_Collected data_:
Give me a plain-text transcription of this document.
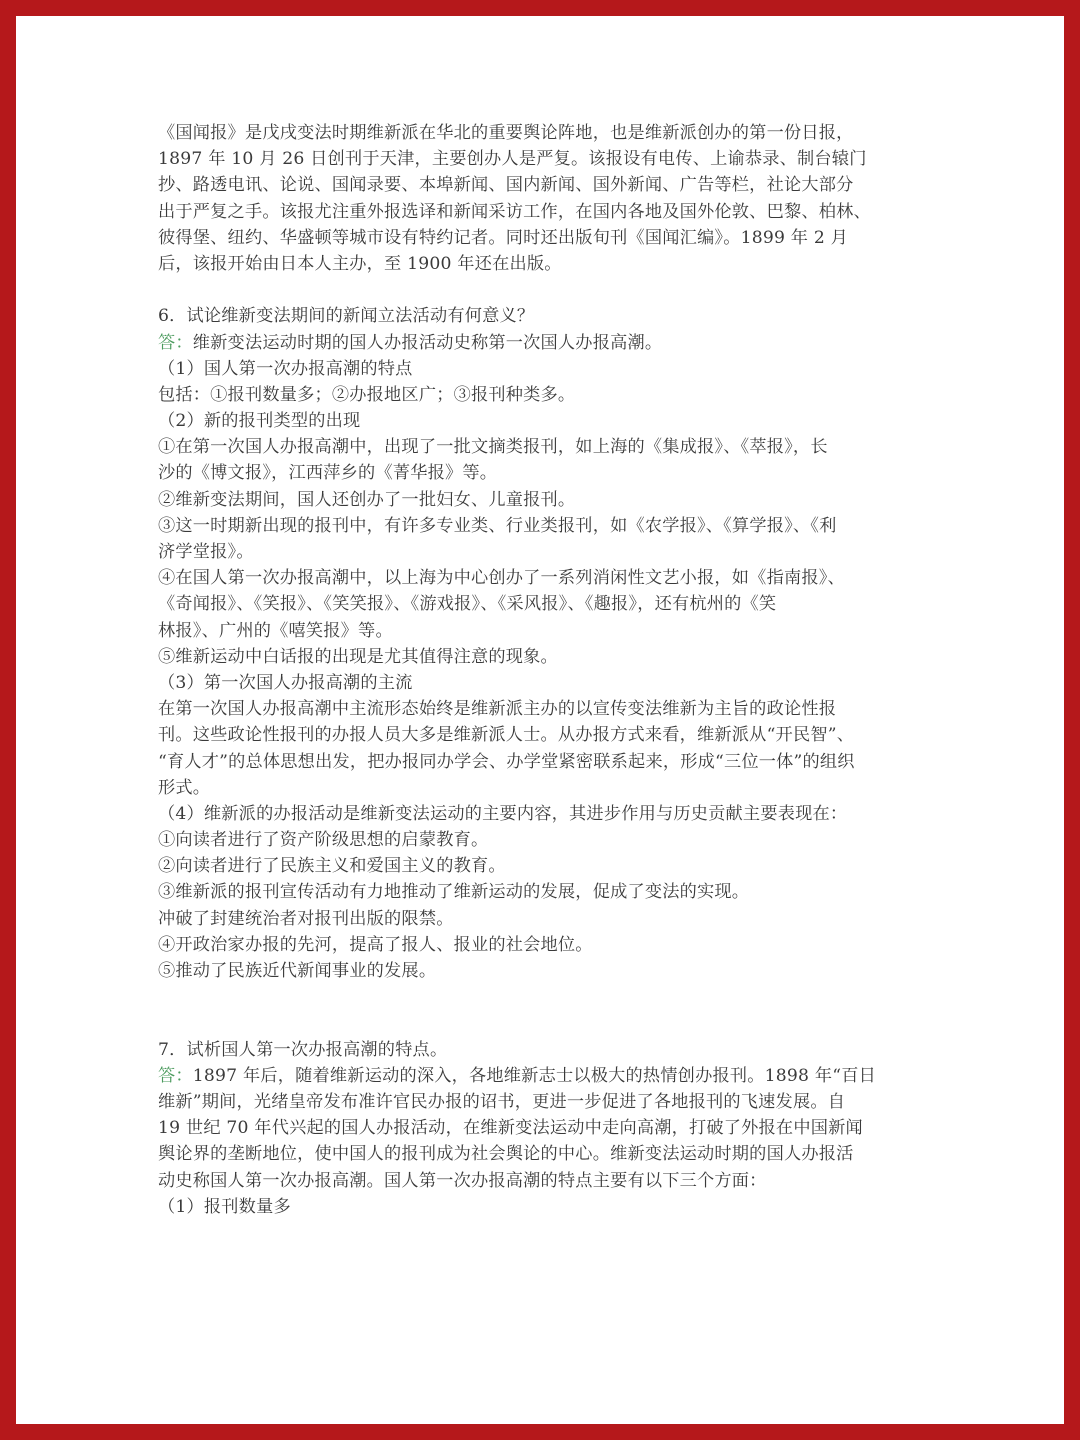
《国闻报》是戊戌变法时期维新派在华北的重要舆论阵地，也是维新派创办的第一份日报，
1897 年 10 月 26 日创刊于天津，主要创办人是严复。该报设有电传、上谕恭录、制台辕门
抄、路透电讯、论说、国闻录要、本埠新闻、国内新闻、国外新闻、广告等栏，社论大部分
出于严复之手。该报尤注重外报选译和新闻采访工作，在国内各地及国外伦敦、巴黎、柏林、
彼得堡、纽约、华盛顿等城市设有特约记者。同时还出版旬刊《国闻汇编》。1899 年 2 月
后，该报开始由日本人主办，至 1900 年还在出版。
6．试论维新变法期间的新闻立法活动有何意义？
答：维新变法运动时期的国人办报活动史称第一次国人办报高潮。
（1）国人第一次办报高潮的特点
包括：①报刊数量多；②办报地区广；③报刊种类多。
（2）新的报刊类型的出现
①在第一次国人办报高潮中，出现了一批文摘类报刊，如上海的《集成报》、《萃报》，长
沙的《博文报》，江西萍乡的《菁华报》等。
②维新变法期间，国人还创办了一批妇女、儿童报刊。
③这一时期新出现的报刊中，有许多专业类、行业类报刊，如《农学报》、《算学报》、《利
济学堂报》。
④在国人第一次办报高潮中，以上海为中心创办了一系列消闲性文艺小报，如《指南报》、
《奇闻报》、《笑报》、《笑笑报》、《游戏报》、《采风报》、《趣报》，还有杭州的《笑
林报》、广州的《嘻笑报》等。
⑤维新运动中白话报的出现是尤其值得注意的现象。
（3）第一次国人办报高潮的主流
在第一次国人办报高潮中主流形态始终是维新派主办的以宣传变法维新为主旨的政论性报
刊。这些政论性报刊的办报人员大多是维新派人士。从办报方式来看，维新派从“开民智”、
“育人才”的总体思想出发，把办报同办学会、办学堂紧密联系起来，形成“三位一体”的组织
形式。
（4）维新派的办报活动是维新变法运动的主要内容，其进步作用与历史贡献主要表现在：
①向读者进行了资产阶级思想的启蒙教育。
②向读者进行了民族主义和爱国主义的教育。
③维新派的报刊宣传活动有力地推动了维新运动的发展，促成了变法的实现。
冲破了封建统治者对报刊出版的限禁。
④开政治家办报的先河，提高了报人、报业的社会地位。
⑤推动了民族近代新闻事业的发展。
7．试析国人第一次办报高潮的特点。
答：1897 年后，随着维新运动的深入，各地维新志士以极大的热情创办报刊。1898 年“百日
维新”期间，光绪皇帝发布准许官民办报的诏书，更进一步促进了各地报刊的飞速发展。自
19 世纪 70 年代兴起的国人办报活动，在维新变法运动中走向高潮，打破了外报在中国新闻
舆论界的垄断地位，使中国人的报刊成为社会舆论的中心。维新变法运动时期的国人办报活
动史称国人第一次办报高潮。国人第一次办报高潮的特点主要有以下三个方面：
（1）报刊数量多
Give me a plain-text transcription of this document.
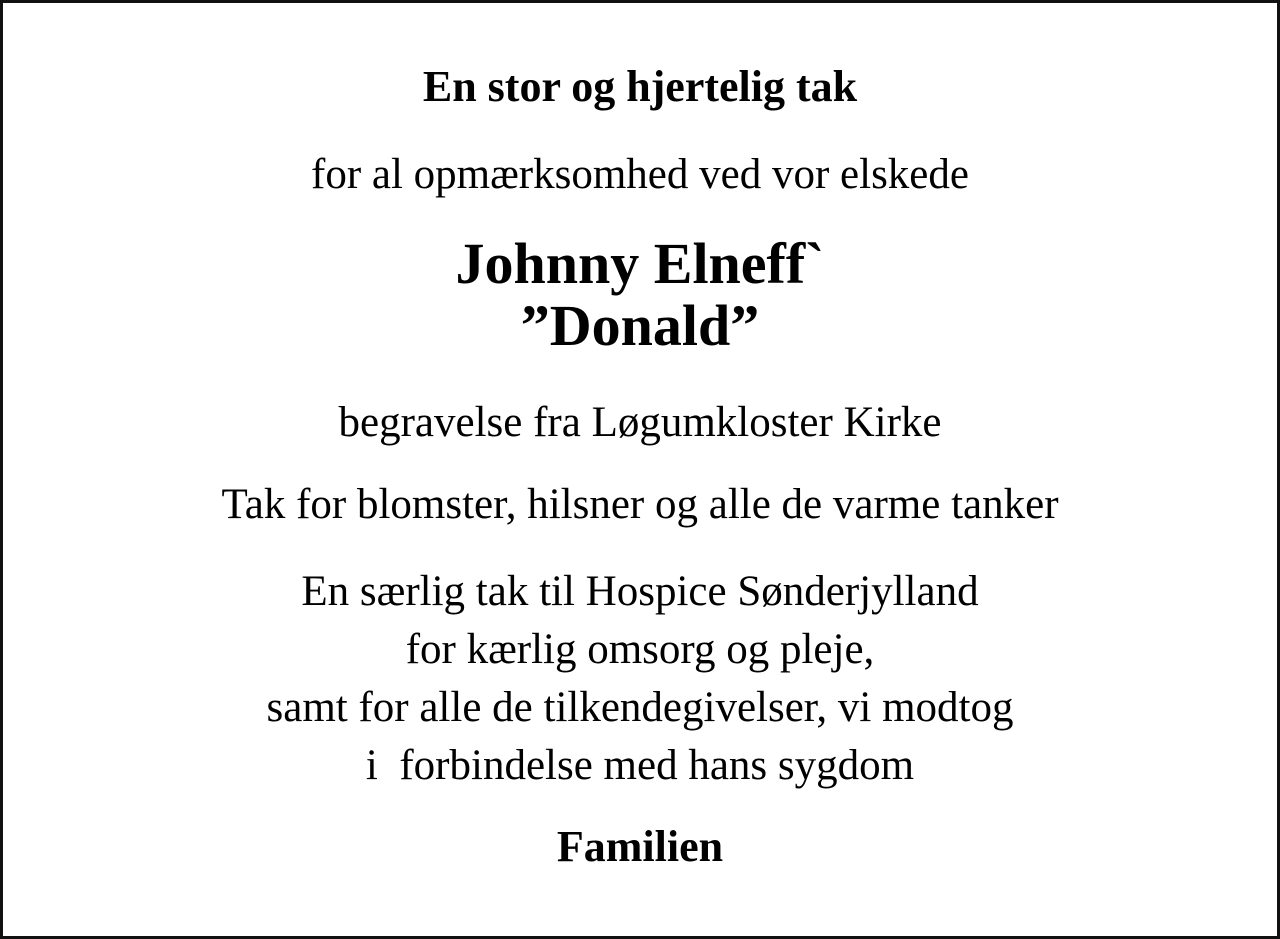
En stor og hjertelig tak
for al opmærksomhed ved vor elskede
Johnny Elneff`
”Donald”
begravelse fra Løgumkloster Kirke
Tak for blomster, hilsner og alle de varme tanker
En særlig tak til Hospice Sønderjylland
for kærlig omsorg og pleje,
samt for alle de tilkendegivelser, vi modtog
i  forbindelse med hans sygdom
Familien
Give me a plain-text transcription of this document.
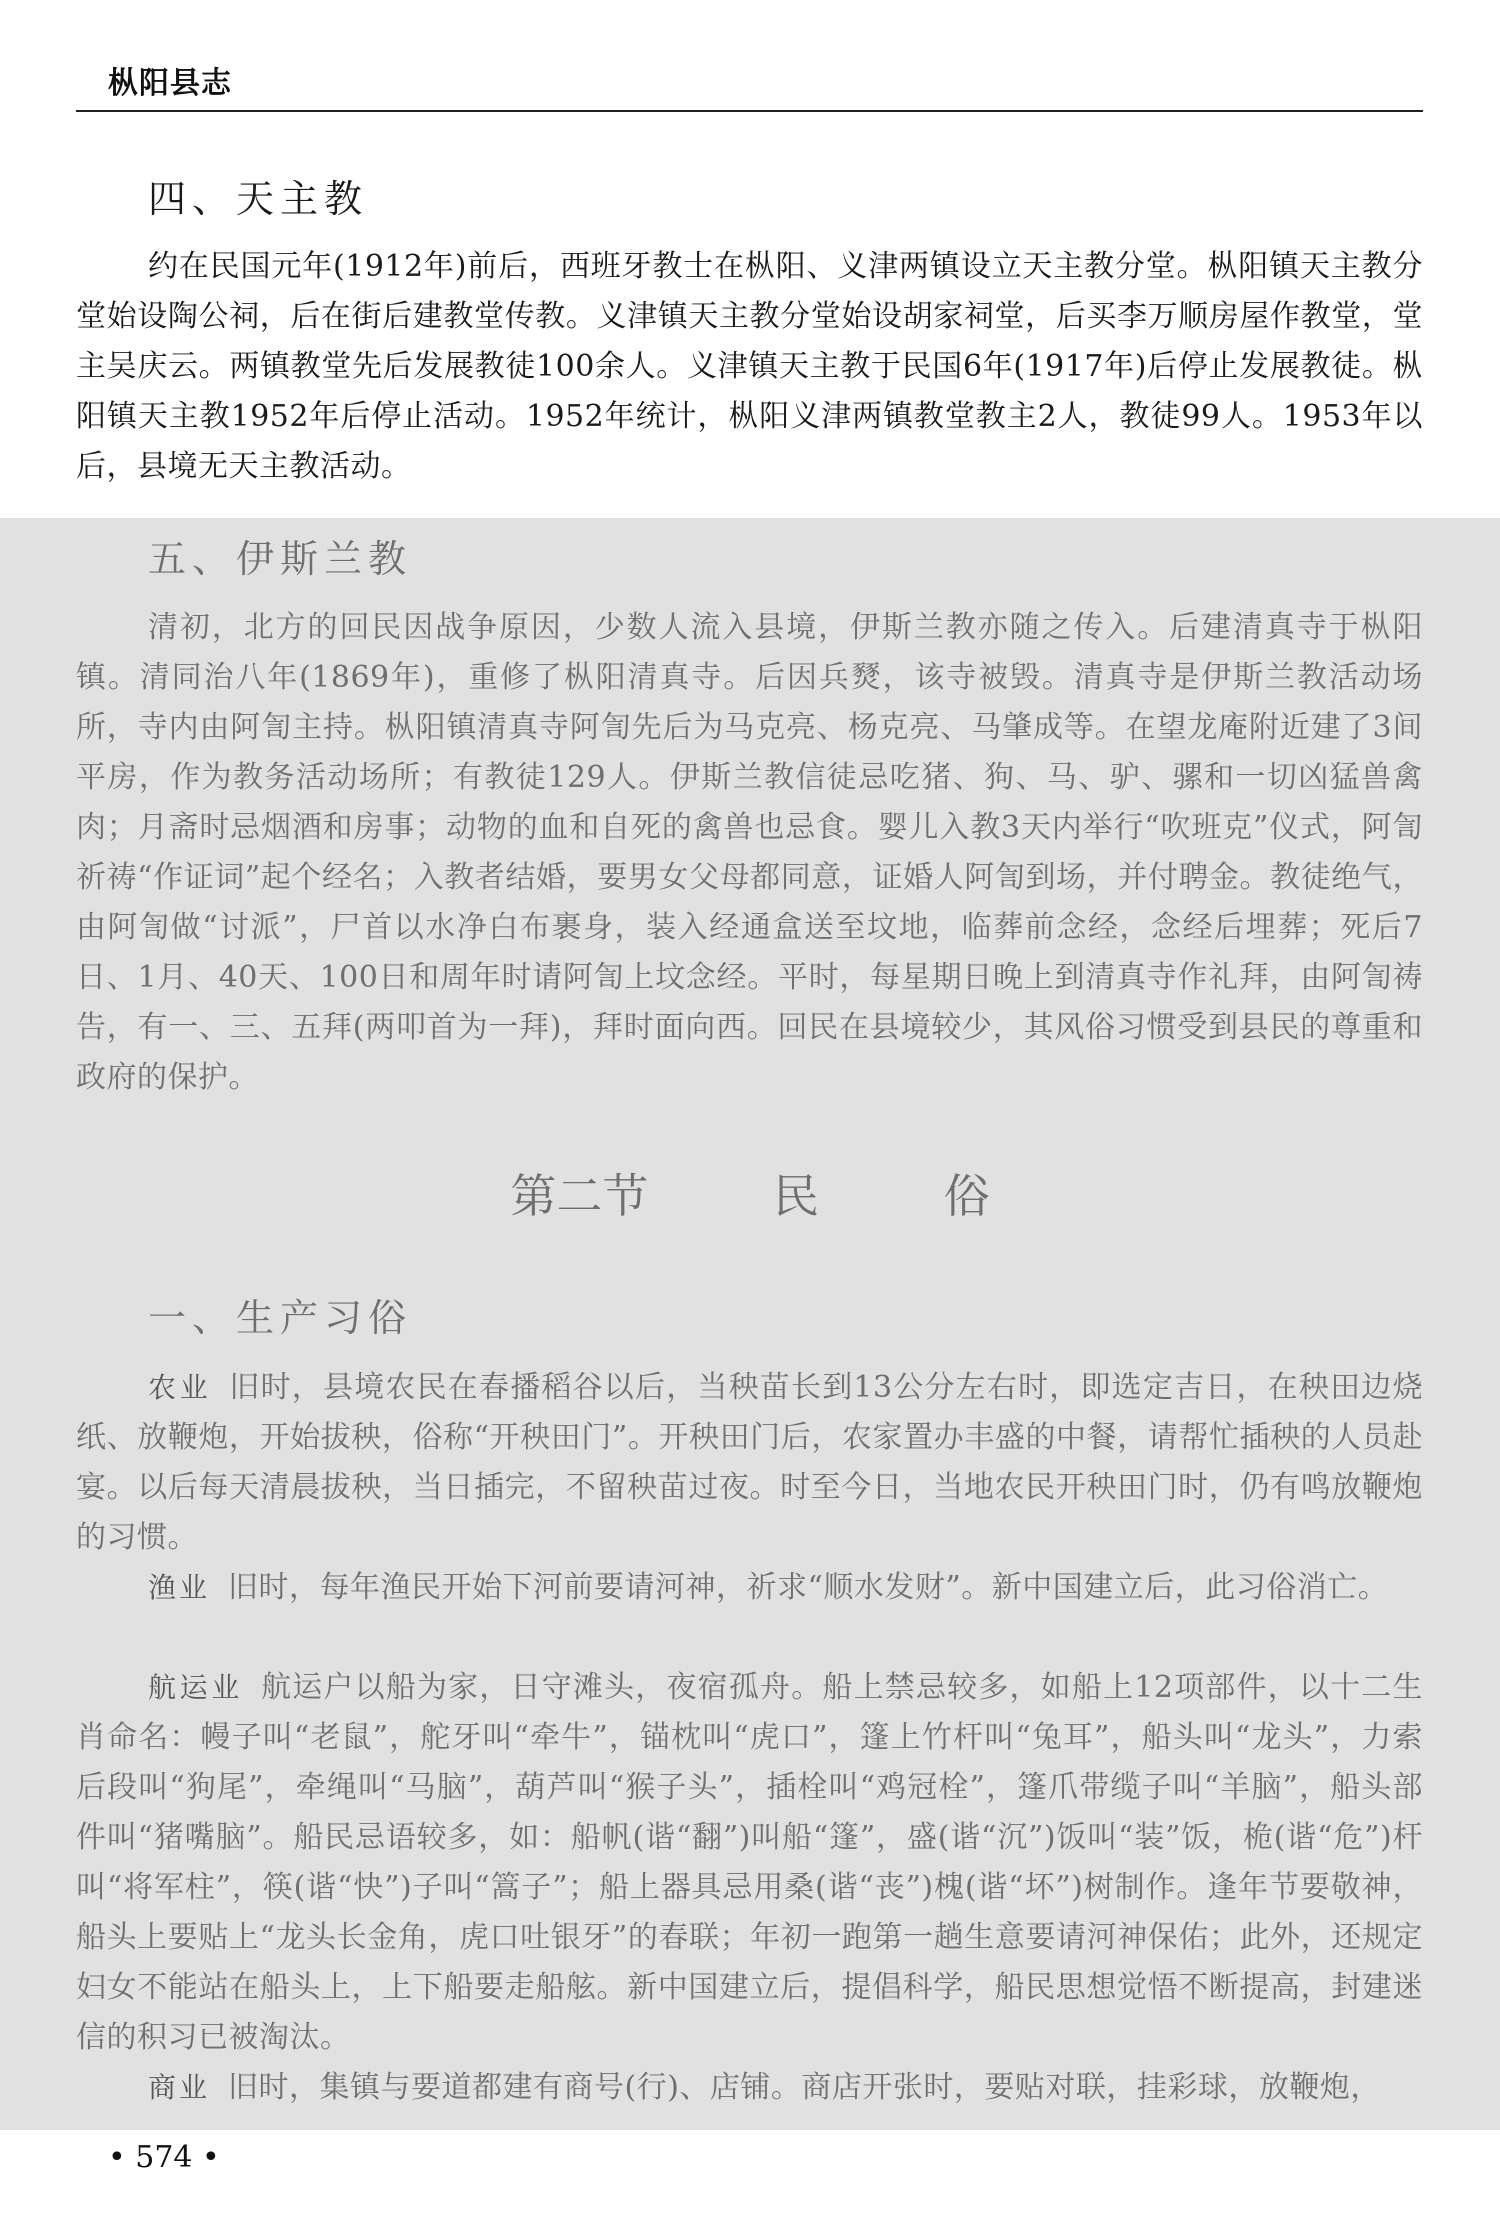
枞阳县志
四、天主教

约在民国元年(1912年)前后，西班牙教士在枞阳、义津两镇设立天主教分堂。枞阳镇天主教分堂始设陶公祠，后在街后建教堂传教。义津镇天主教分堂始设胡家祠堂，后买李万顺房屋作教堂，堂主吴庆云。两镇教堂先后发展教徒100余人。义津镇天主教于民国6年(1917年)后停止发展教徒。枞阳镇天主教1952年后停止活动。1952年统计，枞阳义津两镇教堂教主2人，教徒99人。1953年以后，县境无天主教活动。

五、伊斯兰教

清初，北方的回民因战争原因，少数人流入县境，伊斯兰教亦随之传入。后建清真寺于枞阳镇。清同治八年(1869年)，重修了枞阳清真寺。后因兵燹，该寺被毁。清真寺是伊斯兰教活动场所，寺内由阿訇主持。枞阳镇清真寺阿訇先后为马克亮、杨克亮、马肇成等。在望龙庵附近建了3间平房，作为教务活动场所；有教徒129人。伊斯兰教信徒忌吃猪、狗、马、驴、骡和一切凶猛兽禽肉；月斋时忌烟酒和房事；动物的血和自死的禽兽也忌食。婴儿入教3天内举行“吹班克”仪式，阿訇祈祷“作证词”起个经名；入教者结婚，要男女父母都同意，证婚人阿訇到场，并付聘金。教徒绝气，由阿訇做“讨派”，尸首以水净白布裹身，装入经通盒送至坟地，临葬前念经，念经后埋葬；死后7日、1月、40天、100日和周年时请阿訇上坟念经。平时，每星期日晚上到清真寺作礼拜，由阿訇祷告，有一、三、五拜(两叩首为一拜)，拜时面向西。回民在县境较少，其风俗习惯受到县民的尊重和政府的保护。

第二节	民	俗
一、生产习俗

农业 旧时，县境农民在春播稻谷以后，当秧苗长到13公分左右时，即选定吉日，在秧田边烧纸、放鞭炮，开始拔秧，俗称“开秧田门”。开秧田门后，农家置办丰盛的中餐，请帮忙插秧的人员赴宴。以后每天清晨拔秧，当日插完，不留秧苗过夜。时至今日，当地农民开秧田门时，仍有鸣放鞭炮的习惯。

渔业 旧时，每年渔民开始下河前要请河神，祈求“顺水发财”。新中国建立后，此习俗消亡。

航运业 航运户以船为家，日守滩头，夜宿孤舟。船上禁忌较多，如船上12项部件，以十二生肖命名：幔子叫“老鼠”，舵牙叫“牵牛”，锚枕叫“虎口”，篷上竹杆叫“兔耳”，船头叫“龙头”，力索后段叫“狗尾”，牵绳叫“马脑”，葫芦叫“猴子头”，插栓叫“鸡冠栓”，篷爪带缆子叫“羊脑”，船头部件叫“猪嘴脑”。船民忌语较多，如：船帆(谐“翻”)叫船“篷”，盛(谐“沉”)饭叫“装”饭，桅(谐“危”)杆叫“将军柱”，筷(谐“快”)子叫“篙子”；船上器具忌用桑(谐“丧”)槐(谐“坏”)树制作。逢年节要敬神，船头上要贴上“龙头长金角，虎口吐银牙”的春联；年初一跑第一趟生意要请河神保佑；此外，还规定妇女不能站在船头上，上下船要走船舷。新中国建立后，提倡科学，船民思想觉悟不断提高，封建迷信的积习已被淘汰。

商业 旧时，集镇与要道都建有商号(行)、店铺。商店开张时，要贴对联，挂彩球，放鞭炮，

• 574 •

_What to do_: Give an exact copy of the material, leaving out every picture.

_Finished task_:
Give me a plain-text transcription of this document.
《国闻报》是戊戌变法时期维新派在华北的重要舆论阵地，也是维新派创办的第一份日报，
1897 年 10 月 26 日创刊于天津，主要创办人是严复。该报设有电传、上谕恭录、制台辕门
抄、路透电讯、论说、国闻录要、本埠新闻、国内新闻、国外新闻、广告等栏，社论大部分
出于严复之手。该报尤注重外报选译和新闻采访工作，在国内各地及国外伦敦、巴黎、柏林、
彼得堡、纽约、华盛顿等城市设有特约记者。同时还出版旬刊《国闻汇编》。1899 年 2 月
后，该报开始由日本人主办，至 1900 年还在出版。
6．试论维新变法期间的新闻立法活动有何意义？
答：维新变法运动时期的国人办报活动史称第一次国人办报高潮。
（1）国人第一次办报高潮的特点
包括：①报刊数量多；②办报地区广；③报刊种类多。
（2）新的报刊类型的出现
①在第一次国人办报高潮中，出现了一批文摘类报刊，如上海的《集成报》、《萃报》，长
沙的《博文报》，江西萍乡的《菁华报》等。
②维新变法期间，国人还创办了一批妇女、儿童报刊。
③这一时期新出现的报刊中，有许多专业类、行业类报刊，如《农学报》、《算学报》、《利
济学堂报》。
④在国人第一次办报高潮中，以上海为中心创办了一系列消闲性文艺小报，如《指南报》、
《奇闻报》、《笑报》、《笑笑报》、《游戏报》、《采风报》、《趣报》，还有杭州的《笑
林报》、广州的《嘻笑报》等。
⑤维新运动中白话报的出现是尤其值得注意的现象。
（3）第一次国人办报高潮的主流
在第一次国人办报高潮中主流形态始终是维新派主办的以宣传变法维新为主旨的政论性报
刊。这些政论性报刊的办报人员大多是维新派人士。从办报方式来看，维新派从“开民智”、
“育人才”的总体思想出发，把办报同办学会、办学堂紧密联系起来，形成“三位一体”的组织
形式。
（4）维新派的办报活动是维新变法运动的主要内容，其进步作用与历史贡献主要表现在：
①向读者进行了资产阶级思想的启蒙教育。
②向读者进行了民族主义和爱国主义的教育。
③维新派的报刊宣传活动有力地推动了维新运动的发展，促成了变法的实现。
冲破了封建统治者对报刊出版的限禁。
④开政治家办报的先河，提高了报人、报业的社会地位。
⑤推动了民族近代新闻事业的发展。
7．试析国人第一次办报高潮的特点。
答：1897 年后，随着维新运动的深入，各地维新志士以极大的热情创办报刊。1898 年“百日
维新”期间，光绪皇帝发布准许官民办报的诏书，更进一步促进了各地报刊的飞速发展。自
19 世纪 70 年代兴起的国人办报活动，在维新变法运动中走向高潮，打破了外报在中国新闻
舆论界的垄断地位，使中国人的报刊成为社会舆论的中心。维新变法运动时期的国人办报活
动史称国人第一次办报高潮。国人第一次办报高潮的特点主要有以下三个方面：
（1）报刊数量多
Give me a plain-text transcription of this document.
En stor og hjertelig tak
for al opmærksomhed ved vor elskede
Johnny Elneff`
”Donald”
begravelse fra Løgumkloster Kirke
Tak for blomster, hilsner og alle de varme tanker
En særlig tak til Hospice Sønderjylland
for kærlig omsorg og pleje,
samt for alle de tilkendegivelser, vi modtog
i  forbindelse med hans sygdom
Familien
Give me a plain-text transcription of this document.
枞阳县志
四、天主教

约在民国元年(1912年)前后，西班牙教士在枞阳、义津两镇设立天主教分堂。枞阳镇天主教分堂始设陶公祠，后在街后建教堂传教。义津镇天主教分堂始设胡家祠堂，后买李万顺房屋作教堂，堂主吴庆云。两镇教堂先后发展教徒100余人。义津镇天主教于民国6年(1917年)后停止发展教徒。枞阳镇天主教1952年后停止活动。1952年统计，枞阳义津两镇教堂教主2人，教徒99人。1953年以后，县境无天主教活动。

五、伊斯兰教

清初，北方的回民因战争原因，少数人流入县境，伊斯兰教亦随之传入。后建清真寺于枞阳镇。清同治八年(1869年)，重修了枞阳清真寺。后因兵燹，该寺被毁。清真寺是伊斯兰教活动场所，寺内由阿訇主持。枞阳镇清真寺阿訇先后为马克亮、杨克亮、马肇成等。在望龙庵附近建了3间平房，作为教务活动场所；有教徒129人。伊斯兰教信徒忌吃猪、狗、马、驴、骡和一切凶猛兽禽肉；月斋时忌烟酒和房事；动物的血和自死的禽兽也忌食。婴儿入教3天内举行“吹班克”仪式，阿訇祈祷“作证词”起个经名；入教者结婚，要男女父母都同意，证婚人阿訇到场，并付聘金。教徒绝气，由阿訇做“讨派”，尸首以水净白布裹身，装入经通盒送至坟地，临葬前念经，念经后埋葬；死后7日、1月、40天、100日和周年时请阿訇上坟念经。平时，每星期日晚上到清真寺作礼拜，由阿訇祷告，有一、三、五拜(两叩首为一拜)，拜时面向西。回民在县境较少，其风俗习惯受到县民的尊重和政府的保护。

第二节	民	俗
一、生产习俗

农业 旧时，县境农民在春播稻谷以后，当秧苗长到13公分左右时，即选定吉日，在秧田边烧纸、放鞭炮，开始拔秧，俗称“开秧田门”。开秧田门后，农家置办丰盛的中餐，请帮忙插秧的人员赴宴。以后每天清晨拔秧，当日插完，不留秧苗过夜。时至今日，当地农民开秧田门时，仍有鸣放鞭炮的习惯。

渔业 旧时，每年渔民开始下河前要请河神，祈求“顺水发财”。新中国建立后，此习俗消亡。

航运业 航运户以船为家，日守滩头，夜宿孤舟。船上禁忌较多，如船上12项部件，以十二生肖命名：幔子叫“老鼠”，舵牙叫“牵牛”，锚枕叫“虎口”，篷上竹杆叫“兔耳”，船头叫“龙头”，力索后段叫“狗尾”，牵绳叫“马脑”，葫芦叫“猴子头”，插栓叫“鸡冠栓”，篷爪带缆子叫“羊脑”，船头部件叫“猪嘴脑”。船民忌语较多，如：船帆(谐“翻”)叫船“篷”，盛(谐“沉”)饭叫“装”饭，桅(谐“危”)杆叫“将军柱”，筷(谐“快”)子叫“篙子”；船上器具忌用桑(谐“丧”)槐(谐“坏”)树制作。逢年节要敬神，船头上要贴上“龙头长金角，虎口吐银牙”的春联；年初一跑第一趟生意要请河神保佑；此外，还规定妇女不能站在船头上，上下船要走船舷。新中国建立后，提倡科学，船民思想觉悟不断提高，封建迷信的积习已被淘汰。

商业 旧时，集镇与要道都建有商号(行)、店铺。商店开张时，要贴对联，挂彩球，放鞭炮，

• 574 •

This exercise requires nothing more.